■ What is expected ■
Lines that contain the string "Acute" are to be copied; leave out all others.

■ Source data ■
§ §

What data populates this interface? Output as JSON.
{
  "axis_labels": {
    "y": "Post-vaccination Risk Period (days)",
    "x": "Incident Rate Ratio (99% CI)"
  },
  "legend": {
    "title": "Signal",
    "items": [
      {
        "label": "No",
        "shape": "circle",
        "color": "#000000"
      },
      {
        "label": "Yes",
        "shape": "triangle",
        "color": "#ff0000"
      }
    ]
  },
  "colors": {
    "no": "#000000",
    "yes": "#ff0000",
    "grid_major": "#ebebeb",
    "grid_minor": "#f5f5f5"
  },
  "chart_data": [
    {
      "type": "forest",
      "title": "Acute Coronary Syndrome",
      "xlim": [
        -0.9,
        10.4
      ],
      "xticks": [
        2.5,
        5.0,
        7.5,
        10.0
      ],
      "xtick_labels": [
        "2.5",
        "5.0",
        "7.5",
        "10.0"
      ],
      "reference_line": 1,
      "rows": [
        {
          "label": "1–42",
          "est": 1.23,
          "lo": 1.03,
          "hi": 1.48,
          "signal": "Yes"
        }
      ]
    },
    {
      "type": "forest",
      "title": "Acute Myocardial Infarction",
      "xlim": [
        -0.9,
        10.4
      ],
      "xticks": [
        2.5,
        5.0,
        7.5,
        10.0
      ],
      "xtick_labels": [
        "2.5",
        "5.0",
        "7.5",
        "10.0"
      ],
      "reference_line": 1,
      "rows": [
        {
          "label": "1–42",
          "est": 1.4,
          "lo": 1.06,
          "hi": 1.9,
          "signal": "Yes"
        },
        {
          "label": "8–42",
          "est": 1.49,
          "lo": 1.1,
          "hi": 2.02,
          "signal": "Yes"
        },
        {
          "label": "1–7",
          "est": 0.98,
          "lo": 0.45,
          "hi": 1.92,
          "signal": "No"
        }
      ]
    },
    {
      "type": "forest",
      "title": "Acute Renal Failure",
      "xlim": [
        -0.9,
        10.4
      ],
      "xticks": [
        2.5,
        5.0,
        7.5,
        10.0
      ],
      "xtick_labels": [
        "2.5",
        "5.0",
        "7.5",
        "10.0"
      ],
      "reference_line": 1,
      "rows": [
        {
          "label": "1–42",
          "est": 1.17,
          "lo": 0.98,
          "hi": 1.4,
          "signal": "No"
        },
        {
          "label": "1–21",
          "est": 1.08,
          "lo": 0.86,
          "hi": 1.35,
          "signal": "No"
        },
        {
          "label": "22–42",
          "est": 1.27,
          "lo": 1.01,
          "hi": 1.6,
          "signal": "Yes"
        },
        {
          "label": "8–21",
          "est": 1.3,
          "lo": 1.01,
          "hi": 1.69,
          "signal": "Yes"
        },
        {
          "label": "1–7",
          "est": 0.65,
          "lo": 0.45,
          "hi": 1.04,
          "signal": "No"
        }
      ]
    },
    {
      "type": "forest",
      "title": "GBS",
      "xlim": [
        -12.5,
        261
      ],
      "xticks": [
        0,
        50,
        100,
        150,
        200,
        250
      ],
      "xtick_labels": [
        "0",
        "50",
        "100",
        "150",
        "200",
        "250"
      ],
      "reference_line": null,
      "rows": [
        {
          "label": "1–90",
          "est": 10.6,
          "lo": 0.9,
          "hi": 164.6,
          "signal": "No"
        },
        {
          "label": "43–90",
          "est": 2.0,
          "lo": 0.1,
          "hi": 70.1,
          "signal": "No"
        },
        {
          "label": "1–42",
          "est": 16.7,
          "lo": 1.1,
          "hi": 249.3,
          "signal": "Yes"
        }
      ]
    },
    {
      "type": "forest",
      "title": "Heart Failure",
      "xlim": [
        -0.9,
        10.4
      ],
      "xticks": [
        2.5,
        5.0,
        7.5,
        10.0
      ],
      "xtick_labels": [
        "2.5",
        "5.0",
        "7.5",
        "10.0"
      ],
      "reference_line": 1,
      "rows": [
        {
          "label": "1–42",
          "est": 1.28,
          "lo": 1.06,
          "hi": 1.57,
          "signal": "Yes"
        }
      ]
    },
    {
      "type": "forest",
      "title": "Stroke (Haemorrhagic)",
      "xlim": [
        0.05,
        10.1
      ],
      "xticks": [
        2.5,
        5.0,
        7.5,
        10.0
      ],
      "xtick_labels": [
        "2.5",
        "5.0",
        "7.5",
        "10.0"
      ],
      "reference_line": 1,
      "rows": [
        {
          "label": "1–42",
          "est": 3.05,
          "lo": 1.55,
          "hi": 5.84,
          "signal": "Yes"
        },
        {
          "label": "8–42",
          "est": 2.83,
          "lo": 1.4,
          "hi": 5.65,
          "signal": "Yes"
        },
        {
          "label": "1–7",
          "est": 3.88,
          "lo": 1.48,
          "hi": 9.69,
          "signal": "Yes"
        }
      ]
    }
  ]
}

§ §

■ Result ■
      "title": "Acute Coronary Syndrome",
      "title": "Acute Myocardial Infarction",
      "title": "Acute Renal Failure",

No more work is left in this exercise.